• _Exercise instructions_: Could you repeat all of the entries exactly, leaving out any pictures?
Recorded data Block Start
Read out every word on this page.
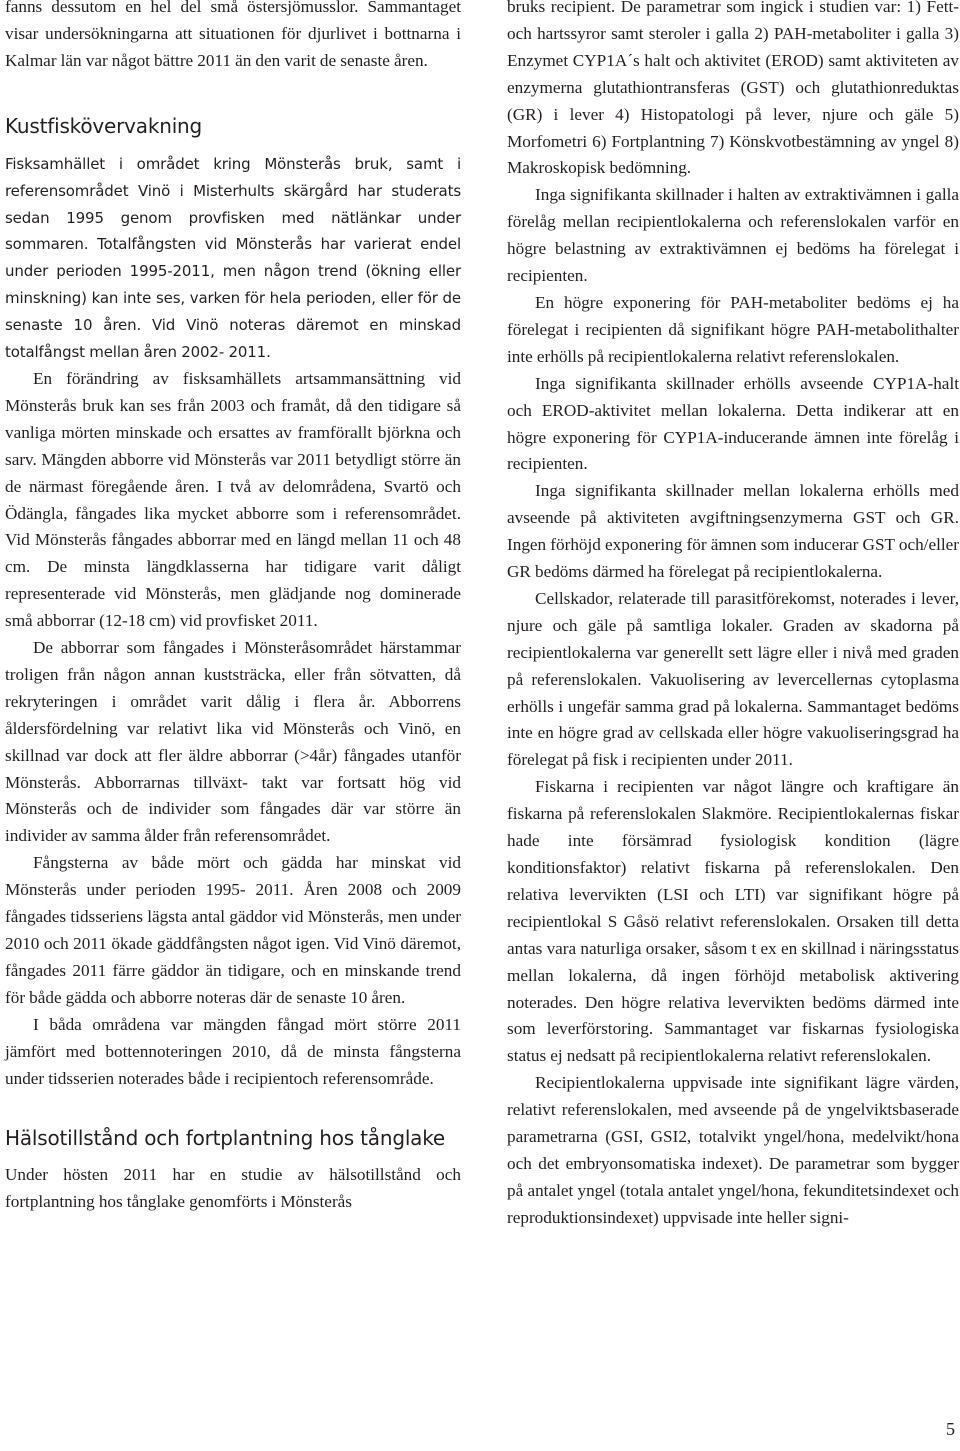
fanns dessutom en hel del små östersjömusslor. Sammantaget visar undersökningarna att situationen för djurlivet i bottnarna i Kalmar län var något bättre 2011 än den varit de senaste åren.

Kustfiskövervakning

Fisksamhället i området kring Mönsterås bruk, samt i referensområdet Vinö i Misterhults skärgård har studerats sedan 1995 genom provfisken med nätlänkar under sommaren. Totalfångsten vid Mönsterås har varierat endel under perioden 1995-2011, men någon trend (ökning eller minskning) kan inte ses, varken för hela perioden, eller för de senaste 10 åren. Vid Vinö noteras däremot en minskad totalfångst mellan åren 2002- 2011.

En förändring av fisksamhällets artsammansättning vid Mönsterås bruk kan ses från 2003 och framåt, då den tidigare så vanliga mörten minskade och ersattes av framförallt björkna och sarv. Mängden abborre vid Mönsterås var 2011 betydligt större än de närmast föregående åren. I två av delområdena, Svartö och Ödängla, fångades lika mycket abborre som i referensområdet. Vid Mönsterås fångades abborrar med en längd mellan 11 och 48 cm. De minsta längdklasserna har tidigare varit dåligt representerade vid Mönsterås, men glädjande nog dominerade små abborrar (12-18 cm) vid provfisket 2011.

De abborrar som fångades i Mönsteråsområdet härstammar troligen från någon annan kuststräcka, eller från sötvatten, då rekryteringen i området varit dålig i flera år. Abborrens åldersfördelning var relativt lika vid Mönsterås och Vinö, en skillnad var dock att fler äldre abborrar (>4år) fångades utanför Mönsterås. Abborrarnas tillväxt- takt var fortsatt hög vid Mönsterås och de individer som fångades där var större än individer av samma ålder från referensområdet.

Fångsterna av både mört och gädda har minskat vid Mönsterås under perioden 1995- 2011. Åren 2008 och 2009 fångades tidsseriens lägsta antal gäddor vid Mönsterås, men under 2010 och 2011 ökade gäddfångsten något igen. Vid Vinö däremot, fångades 2011 färre gäddor än tidigare, och en minskande trend för både gädda och abborre noteras där de senaste 10 åren.

I båda områdena var mängden fångad mört större 2011 jämfört med bottennoteringen 2010, då de minsta fångsterna under tidsserien noterades både i recipientoch referensområde.

Hälsotillstånd och fortplantning hos tånglake

Under hösten 2011 har en studie av hälsotillstånd och fortplantning hos tånglake genomförts i Mönsterås

bruks recipient. De parametrar som ingick i studien var: 1) Fett- och hartssyror samt steroler i galla 2) PAH-metaboliter i galla 3) Enzymet CYP1A´s halt och aktivitet (EROD) samt aktiviteten av enzymerna glutathiontransferas (GST) och glutathionreduktas (GR) i lever 4) Histopatologi på lever, njure och gäle 5) Morfometri 6) Fortplantning 7) Könskvotbestämning av yngel 8) Makroskopisk bedömning.

Inga signifikanta skillnader i halten av extraktivämnen i galla förelåg mellan recipientlokalerna och referenslokalen varför en högre belastning av extraktivämnen ej bedöms ha förelegat i recipienten.

En högre exponering för PAH-metaboliter bedöms ej ha förelegat i recipienten då signifikant högre PAH-metabolithalter inte erhölls på recipientlokalerna relativt referenslokalen.

Inga signifikanta skillnader erhölls avseende CYP1A-halt och EROD-aktivitet mellan lokalerna. Detta indikerar att en högre exponering för CYP1A-inducerande ämnen inte förelåg i recipienten.

Inga signifikanta skillnader mellan lokalerna erhölls med avseende på aktiviteten avgiftningsenzymerna GST och GR. Ingen förhöjd exponering för ämnen som inducerar GST och/eller GR bedöms därmed ha förelegat på recipientlokalerna.

Cellskador, relaterade till parasitförekomst, noterades i lever, njure och gäle på samtliga lokaler. Graden av skadorna på recipientlokalerna var generellt sett lägre eller i nivå med graden på referenslokalen. Vakuolisering av levercellernas cytoplasma erhölls i ungefär samma grad på lokalerna. Sammantaget bedöms inte en högre grad av cellskada eller högre vakuoliseringsgrad ha förelegat på fisk i recipienten under 2011.

Fiskarna i recipienten var något längre och kraftigare än fiskarna på referenslokalen Slakmöre. Recipientlokalernas fiskar hade inte försämrad fysiologisk kondition (lägre konditionsfaktor) relativt fiskarna på referenslokalen. Den relativa levervikten (LSI och LTI) var signifikant högre på recipientlokal S Gåsö relativt referenslokalen. Orsaken till detta antas vara naturliga orsaker, såsom t ex en skillnad i näringsstatus mellan lokalerna, då ingen förhöjd metabolisk aktivering noterades. Den högre relativa levervikten bedöms därmed inte som leverförstoring. Sammantaget var fiskarnas fysiologiska status ej nedsatt på recipientlokalerna relativt referenslokalen.

Recipientlokalerna uppvisade inte signifikant lägre värden, relativt referenslokalen, med avseende på de yngelviktsbaserade parametrarna (GSI, GSI2, totalvikt yngel/hona, medelvikt/hona och det embryonsomatiska indexet). De parametrar som bygger på antalet yngel (totala antalet yngel/hona, fekunditetsindexet och reproduktionsindexet) uppvisade inte heller signi-

5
Recorded data Block End
• _Answer space_:
Read out every word on this page.
fanns dessutom en hel del små östersjömusslor. Sammantaget visar undersökningarna att situationen för djurlivet i bottnarna i Kalmar län var något bättre 2011 än den varit de senaste åren.

Kustfiskövervakning

Fisksamhället i området kring Mönsterås bruk, samt i referensområdet Vinö i Misterhults skärgård har studerats sedan 1995 genom provfisken med nätlänkar under sommaren. Totalfångsten vid Mönsterås har varierat endel under perioden 1995-2011, men någon trend (ökning eller minskning) kan inte ses, varken för hela perioden, eller för de senaste 10 åren. Vid Vinö noteras däremot en minskad totalfångst mellan åren 2002- 2011.

En förändring av fisksamhällets artsammansättning vid Mönsterås bruk kan ses från 2003 och framåt, då den tidigare så vanliga mörten minskade och ersattes av framförallt björkna och sarv. Mängden abborre vid Mönsterås var 2011 betydligt större än de närmast föregående åren. I två av delområdena, Svartö och Ödängla, fångades lika mycket abborre som i referensområdet. Vid Mönsterås fångades abborrar med en längd mellan 11 och 48 cm. De minsta längdklasserna har tidigare varit dåligt representerade vid Mönsterås, men glädjande nog dominerade små abborrar (12-18 cm) vid provfisket 2011.

De abborrar som fångades i Mönsteråsområdet härstammar troligen från någon annan kuststräcka, eller från sötvatten, då rekryteringen i området varit dålig i flera år. Abborrens åldersfördelning var relativt lika vid Mönsterås och Vinö, en skillnad var dock att fler äldre abborrar (>4år) fångades utanför Mönsterås. Abborrarnas tillväxt- takt var fortsatt hög vid Mönsterås och de individer som fångades där var större än individer av samma ålder från referensområdet.

Fångsterna av både mört och gädda har minskat vid Mönsterås under perioden 1995- 2011. Åren 2008 och 2009 fångades tidsseriens lägsta antal gäddor vid Mönsterås, men under 2010 och 2011 ökade gäddfångsten något igen. Vid Vinö däremot, fångades 2011 färre gäddor än tidigare, och en minskande trend för både gädda och abborre noteras där de senaste 10 åren.

I båda områdena var mängden fångad mört större 2011 jämfört med bottennoteringen 2010, då de minsta fångsterna under tidsserien noterades både i recipientoch referensområde.

Hälsotillstånd och fortplantning hos tånglake

Under hösten 2011 har en studie av hälsotillstånd och fortplantning hos tånglake genomförts i Mönsterås

bruks recipient. De parametrar som ingick i studien var: 1) Fett- och hartssyror samt steroler i galla 2) PAH-metaboliter i galla 3) Enzymet CYP1A´s halt och aktivitet (EROD) samt aktiviteten av enzymerna glutathiontransferas (GST) och glutathionreduktas (GR) i lever 4) Histopatologi på lever, njure och gäle 5) Morfometri 6) Fortplantning 7) Könskvotbestämning av yngel 8) Makroskopisk bedömning.

Inga signifikanta skillnader i halten av extraktivämnen i galla förelåg mellan recipientlokalerna och referenslokalen varför en högre belastning av extraktivämnen ej bedöms ha förelegat i recipienten.

En högre exponering för PAH-metaboliter bedöms ej ha förelegat i recipienten då signifikant högre PAH-metabolithalter inte erhölls på recipientlokalerna relativt referenslokalen.

Inga signifikanta skillnader erhölls avseende CYP1A-halt och EROD-aktivitet mellan lokalerna. Detta indikerar att en högre exponering för CYP1A-inducerande ämnen inte förelåg i recipienten.

Inga signifikanta skillnader mellan lokalerna erhölls med avseende på aktiviteten avgiftningsenzymerna GST och GR. Ingen förhöjd exponering för ämnen som inducerar GST och/eller GR bedöms därmed ha förelegat på recipientlokalerna.

Cellskador, relaterade till parasitförekomst, noterades i lever, njure och gäle på samtliga lokaler. Graden av skadorna på recipientlokalerna var generellt sett lägre eller i nivå med graden på referenslokalen. Vakuolisering av levercellernas cytoplasma erhölls i ungefär samma grad på lokalerna. Sammantaget bedöms inte en högre grad av cellskada eller högre vakuoliseringsgrad ha förelegat på fisk i recipienten under 2011.

Fiskarna i recipienten var något längre och kraftigare än fiskarna på referenslokalen Slakmöre. Recipientlokalernas fiskar hade inte försämrad fysiologisk kondition (lägre konditionsfaktor) relativt fiskarna på referenslokalen. Den relativa levervikten (LSI och LTI) var signifikant högre på recipientlokal S Gåsö relativt referenslokalen. Orsaken till detta antas vara naturliga orsaker, såsom t ex en skillnad i näringsstatus mellan lokalerna, då ingen förhöjd metabolisk aktivering noterades. Den högre relativa levervikten bedöms därmed inte som leverförstoring. Sammantaget var fiskarnas fysiologiska status ej nedsatt på recipientlokalerna relativt referenslokalen.

Recipientlokalerna uppvisade inte signifikant lägre värden, relativt referenslokalen, med avseende på de yngelviktsbaserade parametrarna (GSI, GSI2, totalvikt yngel/hona, medelvikt/hona och det embryonsomatiska indexet). De parametrar som bygger på antalet yngel (totala antalet yngel/hona, fekunditetsindexet och reproduktionsindexet) uppvisade inte heller signi-

5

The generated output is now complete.